* Exercise details *
Gather the lines that hold the string "中指数据".

## BEGIN Working data

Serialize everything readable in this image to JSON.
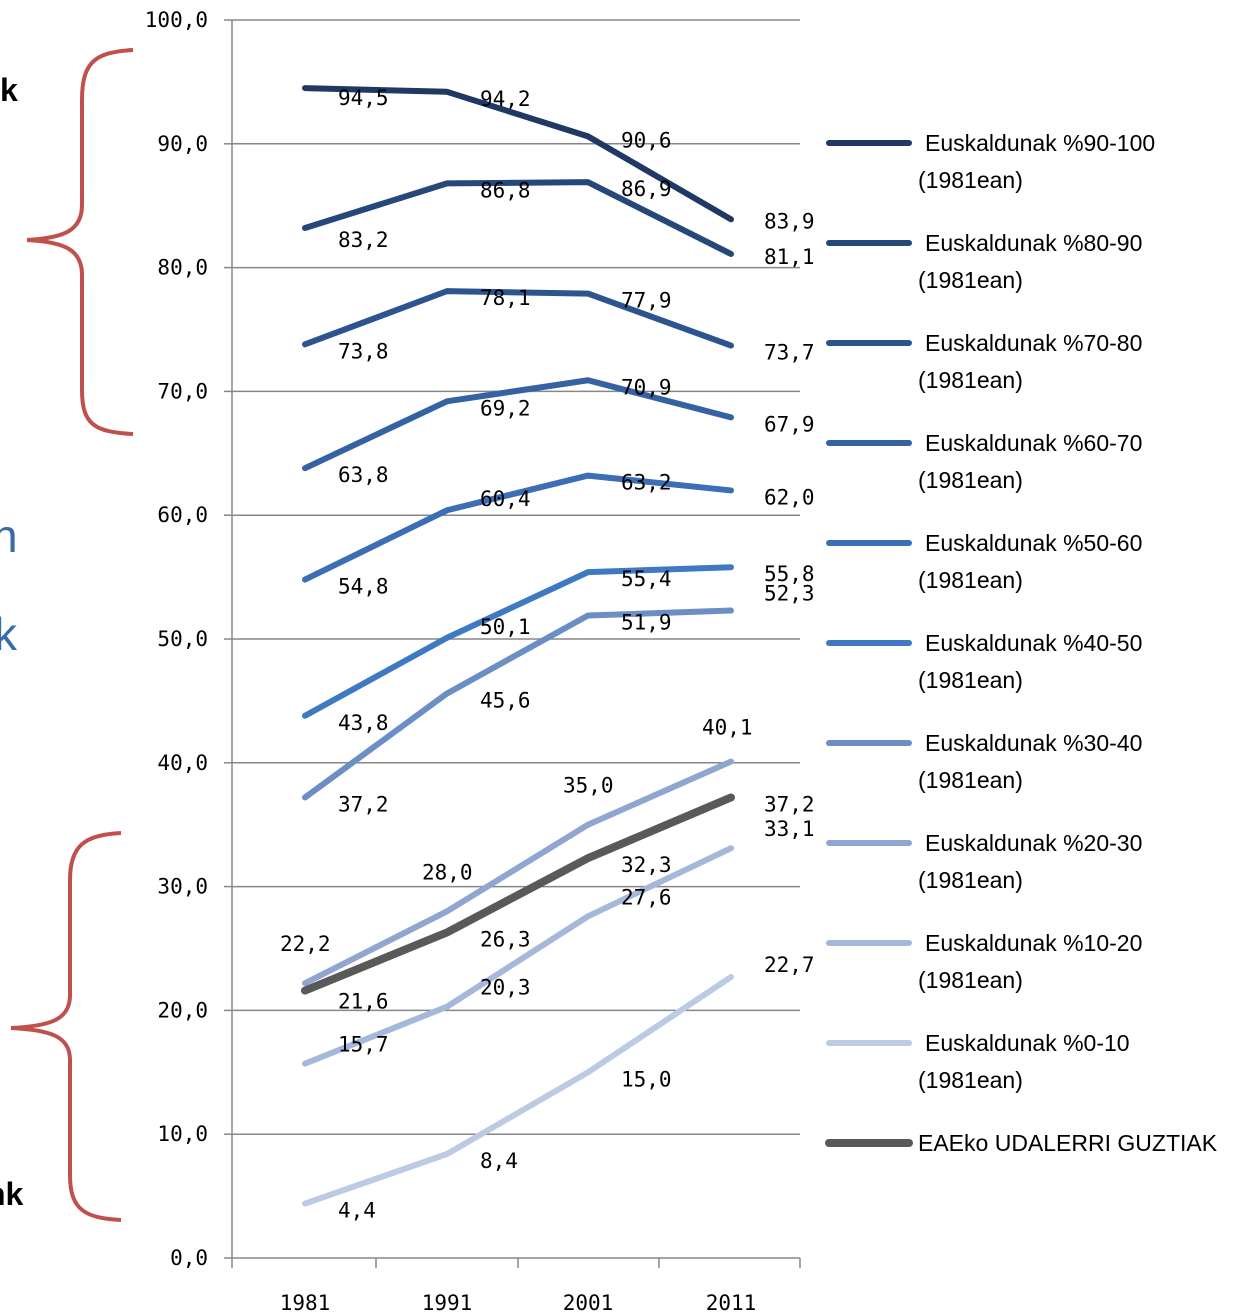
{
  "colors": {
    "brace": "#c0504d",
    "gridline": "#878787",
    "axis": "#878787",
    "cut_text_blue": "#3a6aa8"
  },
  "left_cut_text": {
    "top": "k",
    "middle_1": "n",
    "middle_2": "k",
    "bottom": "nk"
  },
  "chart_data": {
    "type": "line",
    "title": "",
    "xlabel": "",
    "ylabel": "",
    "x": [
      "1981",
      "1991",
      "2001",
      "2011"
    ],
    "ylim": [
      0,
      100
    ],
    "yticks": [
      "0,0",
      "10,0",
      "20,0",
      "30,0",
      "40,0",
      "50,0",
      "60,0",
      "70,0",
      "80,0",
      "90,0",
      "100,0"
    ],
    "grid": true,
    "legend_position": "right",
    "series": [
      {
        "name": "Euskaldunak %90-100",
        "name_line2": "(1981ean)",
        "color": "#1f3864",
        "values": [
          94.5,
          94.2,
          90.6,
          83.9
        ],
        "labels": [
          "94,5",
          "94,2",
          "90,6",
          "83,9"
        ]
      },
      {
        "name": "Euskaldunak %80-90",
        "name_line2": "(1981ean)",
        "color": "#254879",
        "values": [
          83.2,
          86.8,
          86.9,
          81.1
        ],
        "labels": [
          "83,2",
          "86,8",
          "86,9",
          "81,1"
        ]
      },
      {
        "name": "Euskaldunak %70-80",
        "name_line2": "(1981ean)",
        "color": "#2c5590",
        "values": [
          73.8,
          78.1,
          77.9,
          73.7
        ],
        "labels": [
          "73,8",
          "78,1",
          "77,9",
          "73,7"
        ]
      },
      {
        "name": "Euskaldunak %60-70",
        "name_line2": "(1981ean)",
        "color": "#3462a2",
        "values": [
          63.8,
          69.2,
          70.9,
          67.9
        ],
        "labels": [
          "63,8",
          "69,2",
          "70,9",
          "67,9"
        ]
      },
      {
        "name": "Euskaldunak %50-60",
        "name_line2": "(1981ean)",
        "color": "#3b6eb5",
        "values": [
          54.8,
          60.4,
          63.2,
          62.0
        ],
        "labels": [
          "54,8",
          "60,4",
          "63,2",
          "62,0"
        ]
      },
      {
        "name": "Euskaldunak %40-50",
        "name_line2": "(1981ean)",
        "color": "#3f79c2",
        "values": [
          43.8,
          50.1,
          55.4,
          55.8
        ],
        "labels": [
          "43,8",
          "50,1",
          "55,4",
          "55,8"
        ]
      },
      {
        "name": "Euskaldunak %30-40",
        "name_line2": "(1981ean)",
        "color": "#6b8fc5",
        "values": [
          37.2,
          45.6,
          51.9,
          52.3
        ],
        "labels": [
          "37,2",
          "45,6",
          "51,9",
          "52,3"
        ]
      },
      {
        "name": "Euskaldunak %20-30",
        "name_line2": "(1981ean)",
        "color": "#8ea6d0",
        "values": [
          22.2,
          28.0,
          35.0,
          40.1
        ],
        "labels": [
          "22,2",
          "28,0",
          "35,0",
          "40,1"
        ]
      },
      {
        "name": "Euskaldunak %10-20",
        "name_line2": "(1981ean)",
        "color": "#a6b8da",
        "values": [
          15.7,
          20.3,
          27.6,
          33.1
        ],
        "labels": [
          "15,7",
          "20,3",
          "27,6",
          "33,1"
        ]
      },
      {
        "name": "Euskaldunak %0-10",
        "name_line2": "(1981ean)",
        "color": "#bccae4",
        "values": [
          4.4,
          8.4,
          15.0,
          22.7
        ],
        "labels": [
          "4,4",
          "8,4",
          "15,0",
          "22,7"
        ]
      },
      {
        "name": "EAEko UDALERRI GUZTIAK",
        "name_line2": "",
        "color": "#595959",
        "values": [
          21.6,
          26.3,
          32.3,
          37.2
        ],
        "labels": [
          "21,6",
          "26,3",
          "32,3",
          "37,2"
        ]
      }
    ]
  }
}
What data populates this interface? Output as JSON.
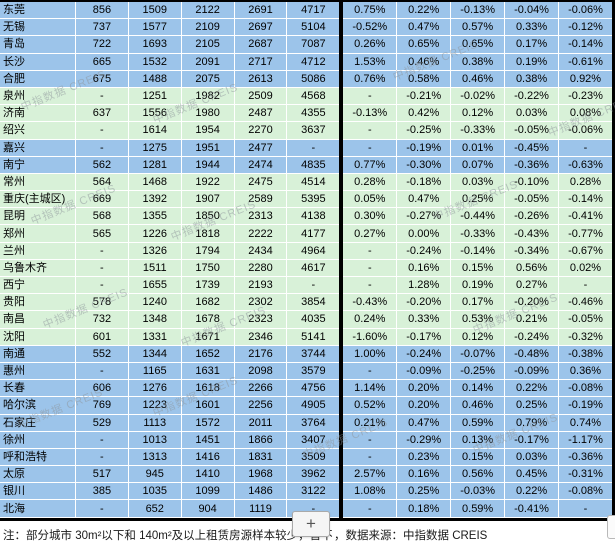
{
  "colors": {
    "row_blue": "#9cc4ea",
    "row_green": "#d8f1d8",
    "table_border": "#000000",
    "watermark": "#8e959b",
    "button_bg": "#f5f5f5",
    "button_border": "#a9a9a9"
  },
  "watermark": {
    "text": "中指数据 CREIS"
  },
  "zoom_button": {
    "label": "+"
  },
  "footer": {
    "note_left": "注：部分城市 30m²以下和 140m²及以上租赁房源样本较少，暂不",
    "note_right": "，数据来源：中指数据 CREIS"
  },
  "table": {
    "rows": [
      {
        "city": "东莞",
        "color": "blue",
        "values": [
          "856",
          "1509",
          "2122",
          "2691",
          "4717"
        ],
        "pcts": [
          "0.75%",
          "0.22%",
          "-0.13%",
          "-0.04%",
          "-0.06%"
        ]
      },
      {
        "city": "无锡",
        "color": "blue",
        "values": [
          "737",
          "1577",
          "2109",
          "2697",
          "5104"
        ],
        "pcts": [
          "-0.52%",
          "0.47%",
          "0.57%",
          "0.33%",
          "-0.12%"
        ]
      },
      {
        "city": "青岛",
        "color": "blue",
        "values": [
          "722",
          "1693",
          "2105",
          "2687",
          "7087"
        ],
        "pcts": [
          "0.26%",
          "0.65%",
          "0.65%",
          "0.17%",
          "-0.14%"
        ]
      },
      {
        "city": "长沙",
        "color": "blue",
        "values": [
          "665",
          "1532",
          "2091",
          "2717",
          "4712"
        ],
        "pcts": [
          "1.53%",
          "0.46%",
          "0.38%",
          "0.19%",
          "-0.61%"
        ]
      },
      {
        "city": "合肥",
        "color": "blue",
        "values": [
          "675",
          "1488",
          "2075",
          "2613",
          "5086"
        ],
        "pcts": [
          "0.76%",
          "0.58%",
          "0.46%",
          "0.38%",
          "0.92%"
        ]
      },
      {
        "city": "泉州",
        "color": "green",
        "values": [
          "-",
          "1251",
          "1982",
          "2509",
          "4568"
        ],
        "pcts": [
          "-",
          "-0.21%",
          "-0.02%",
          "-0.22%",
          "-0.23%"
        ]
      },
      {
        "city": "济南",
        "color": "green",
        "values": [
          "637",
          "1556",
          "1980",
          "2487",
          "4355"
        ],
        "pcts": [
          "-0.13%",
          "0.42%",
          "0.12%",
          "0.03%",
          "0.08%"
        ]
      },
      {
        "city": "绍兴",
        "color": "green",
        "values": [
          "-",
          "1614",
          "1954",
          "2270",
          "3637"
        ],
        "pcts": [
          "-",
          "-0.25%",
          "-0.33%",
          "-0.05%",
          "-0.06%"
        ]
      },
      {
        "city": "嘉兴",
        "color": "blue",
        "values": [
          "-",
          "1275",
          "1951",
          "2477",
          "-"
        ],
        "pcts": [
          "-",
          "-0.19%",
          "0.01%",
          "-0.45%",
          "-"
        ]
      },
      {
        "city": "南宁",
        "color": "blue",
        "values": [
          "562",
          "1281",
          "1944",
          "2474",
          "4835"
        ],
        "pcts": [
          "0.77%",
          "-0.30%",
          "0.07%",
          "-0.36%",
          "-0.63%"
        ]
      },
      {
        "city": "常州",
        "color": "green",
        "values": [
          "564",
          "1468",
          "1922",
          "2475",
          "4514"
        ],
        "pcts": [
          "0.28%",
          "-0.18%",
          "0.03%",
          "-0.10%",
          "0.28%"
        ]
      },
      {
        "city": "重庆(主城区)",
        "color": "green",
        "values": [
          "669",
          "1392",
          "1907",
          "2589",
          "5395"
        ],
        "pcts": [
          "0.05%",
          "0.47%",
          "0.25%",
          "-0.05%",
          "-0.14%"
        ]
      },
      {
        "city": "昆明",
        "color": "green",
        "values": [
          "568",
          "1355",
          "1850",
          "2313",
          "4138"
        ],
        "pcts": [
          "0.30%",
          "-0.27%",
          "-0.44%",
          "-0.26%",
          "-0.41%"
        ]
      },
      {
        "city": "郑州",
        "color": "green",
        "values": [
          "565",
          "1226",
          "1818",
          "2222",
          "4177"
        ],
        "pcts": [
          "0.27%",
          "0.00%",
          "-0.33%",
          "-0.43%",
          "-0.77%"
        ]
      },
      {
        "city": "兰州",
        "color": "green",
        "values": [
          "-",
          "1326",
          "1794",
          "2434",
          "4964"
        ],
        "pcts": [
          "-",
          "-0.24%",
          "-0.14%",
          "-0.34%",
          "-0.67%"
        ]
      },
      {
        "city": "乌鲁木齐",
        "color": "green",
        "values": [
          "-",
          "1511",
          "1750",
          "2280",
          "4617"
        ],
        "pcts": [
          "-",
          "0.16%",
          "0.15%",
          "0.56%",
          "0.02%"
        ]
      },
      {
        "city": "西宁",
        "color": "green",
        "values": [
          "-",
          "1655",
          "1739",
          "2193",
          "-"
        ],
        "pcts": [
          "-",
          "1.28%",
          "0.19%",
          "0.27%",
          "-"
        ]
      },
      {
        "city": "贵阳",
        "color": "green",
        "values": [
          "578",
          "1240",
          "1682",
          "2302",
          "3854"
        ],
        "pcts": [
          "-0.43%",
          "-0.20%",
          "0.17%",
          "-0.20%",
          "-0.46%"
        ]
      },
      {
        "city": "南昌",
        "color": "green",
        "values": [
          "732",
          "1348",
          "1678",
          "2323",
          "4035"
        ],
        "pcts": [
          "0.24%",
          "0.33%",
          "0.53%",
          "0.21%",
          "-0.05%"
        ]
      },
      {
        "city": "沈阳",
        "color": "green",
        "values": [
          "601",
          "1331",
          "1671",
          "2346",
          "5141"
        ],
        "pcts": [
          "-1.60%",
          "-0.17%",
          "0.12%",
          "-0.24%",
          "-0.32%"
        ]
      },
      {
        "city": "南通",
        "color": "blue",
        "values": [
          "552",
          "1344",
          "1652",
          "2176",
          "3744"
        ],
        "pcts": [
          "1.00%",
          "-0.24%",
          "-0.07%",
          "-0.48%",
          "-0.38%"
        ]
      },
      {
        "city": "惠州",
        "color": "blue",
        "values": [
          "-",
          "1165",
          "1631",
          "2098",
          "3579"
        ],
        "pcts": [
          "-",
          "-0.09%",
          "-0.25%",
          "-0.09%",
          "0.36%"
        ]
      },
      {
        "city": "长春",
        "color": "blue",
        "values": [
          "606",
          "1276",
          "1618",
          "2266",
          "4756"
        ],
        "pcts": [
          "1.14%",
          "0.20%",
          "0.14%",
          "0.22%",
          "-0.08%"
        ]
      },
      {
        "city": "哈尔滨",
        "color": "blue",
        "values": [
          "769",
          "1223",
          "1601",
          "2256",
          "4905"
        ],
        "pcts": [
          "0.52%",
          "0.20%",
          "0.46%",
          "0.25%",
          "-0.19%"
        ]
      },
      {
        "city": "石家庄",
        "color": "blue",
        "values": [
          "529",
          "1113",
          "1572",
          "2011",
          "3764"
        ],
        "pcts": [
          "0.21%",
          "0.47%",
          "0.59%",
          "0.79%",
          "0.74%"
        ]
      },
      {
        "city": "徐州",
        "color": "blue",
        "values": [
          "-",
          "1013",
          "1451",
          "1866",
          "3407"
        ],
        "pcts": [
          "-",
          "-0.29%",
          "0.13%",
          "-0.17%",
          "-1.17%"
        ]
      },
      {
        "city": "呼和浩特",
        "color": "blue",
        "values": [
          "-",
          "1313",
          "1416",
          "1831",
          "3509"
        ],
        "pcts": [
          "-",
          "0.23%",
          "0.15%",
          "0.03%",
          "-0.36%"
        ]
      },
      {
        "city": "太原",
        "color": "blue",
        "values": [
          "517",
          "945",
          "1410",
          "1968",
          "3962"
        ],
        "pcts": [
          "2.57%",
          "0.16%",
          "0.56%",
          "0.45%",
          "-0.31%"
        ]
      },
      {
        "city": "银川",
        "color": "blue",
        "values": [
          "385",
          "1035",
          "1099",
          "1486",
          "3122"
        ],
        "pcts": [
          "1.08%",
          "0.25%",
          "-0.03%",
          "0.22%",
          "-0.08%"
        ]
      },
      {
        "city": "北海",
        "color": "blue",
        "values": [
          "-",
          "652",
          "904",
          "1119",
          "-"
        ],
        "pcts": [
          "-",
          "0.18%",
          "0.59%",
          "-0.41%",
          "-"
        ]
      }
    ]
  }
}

## END Working data

* Answer *
    "text": "中指数据 CREIS"
    "note_right": "，数据来源：中指数据 CREIS"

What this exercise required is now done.